Write out the material again exactly, please, and omit the pictures.

* **Supplied data**:
******
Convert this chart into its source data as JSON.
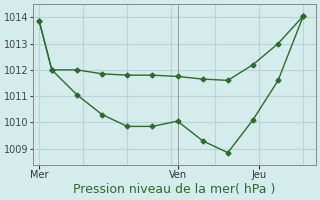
{
  "line1_x": [
    0,
    1,
    3,
    5,
    7,
    9,
    11,
    13,
    15,
    17,
    19,
    21
  ],
  "line1_y": [
    1013.85,
    1012.0,
    1012.0,
    1011.85,
    1011.8,
    1011.8,
    1011.75,
    1011.65,
    1011.6,
    1012.2,
    1013.0,
    1014.05
  ],
  "line2_x": [
    0,
    1,
    3,
    5,
    7,
    9,
    11,
    13,
    15,
    17,
    19,
    21
  ],
  "line2_y": [
    1013.85,
    1012.0,
    1011.05,
    1010.3,
    1009.85,
    1009.85,
    1010.05,
    1009.3,
    1008.85,
    1010.1,
    1011.6,
    1014.05
  ],
  "line_color": "#2d6a2d",
  "background_color": "#d4ecec",
  "grid_color": "#b8d4d4",
  "tick_labels_x": [
    [
      "Mer",
      0
    ],
    [
      "Ven",
      11
    ],
    [
      "Jeu",
      17.5
    ]
  ],
  "vline_x": 11,
  "ylabel_ticks": [
    1009,
    1010,
    1011,
    1012,
    1013,
    1014
  ],
  "grid_x_positions": [
    0,
    3.5,
    7,
    10.5,
    14,
    17.5,
    21
  ],
  "ylim": [
    1008.4,
    1014.5
  ],
  "xlim": [
    -0.5,
    22
  ],
  "xlabel": "Pression niveau de la mer( hPa )",
  "xlabel_color": "#2d6a2d",
  "xlabel_fontsize": 9,
  "tick_fontsize": 7,
  "marker": "D",
  "marker_size": 2.5,
  "line_width": 1.0
}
******
* **Response for this exercise**:
Convert this chart into its source data as JSON.
{
  "line1_x": [
    0,
    1,
    3,
    5,
    7,
    9,
    11,
    13,
    15,
    17,
    19,
    21
  ],
  "line1_y": [
    1013.85,
    1012.0,
    1012.0,
    1011.85,
    1011.8,
    1011.8,
    1011.75,
    1011.65,
    1011.6,
    1012.2,
    1013.0,
    1014.05
  ],
  "line2_x": [
    0,
    1,
    3,
    5,
    7,
    9,
    11,
    13,
    15,
    17,
    19,
    21
  ],
  "line2_y": [
    1013.85,
    1012.0,
    1011.05,
    1010.3,
    1009.85,
    1009.85,
    1010.05,
    1009.3,
    1008.85,
    1010.1,
    1011.6,
    1014.05
  ],
  "line_color": "#2d6a2d",
  "background_color": "#d4ecec",
  "grid_color": "#b8d4d4",
  "tick_labels_x": [
    [
      "Mer",
      0
    ],
    [
      "Ven",
      11
    ],
    [
      "Jeu",
      17.5
    ]
  ],
  "vline_x": 11,
  "ylabel_ticks": [
    1009,
    1010,
    1011,
    1012,
    1013,
    1014
  ],
  "grid_x_positions": [
    0,
    3.5,
    7,
    10.5,
    14,
    17.5,
    21
  ],
  "ylim": [
    1008.4,
    1014.5
  ],
  "xlim": [
    -0.5,
    22
  ],
  "xlabel": "Pression niveau de la mer( hPa )",
  "xlabel_color": "#2d6a2d",
  "xlabel_fontsize": 9,
  "tick_fontsize": 7,
  "marker": "D",
  "marker_size": 2.5,
  "line_width": 1.0
}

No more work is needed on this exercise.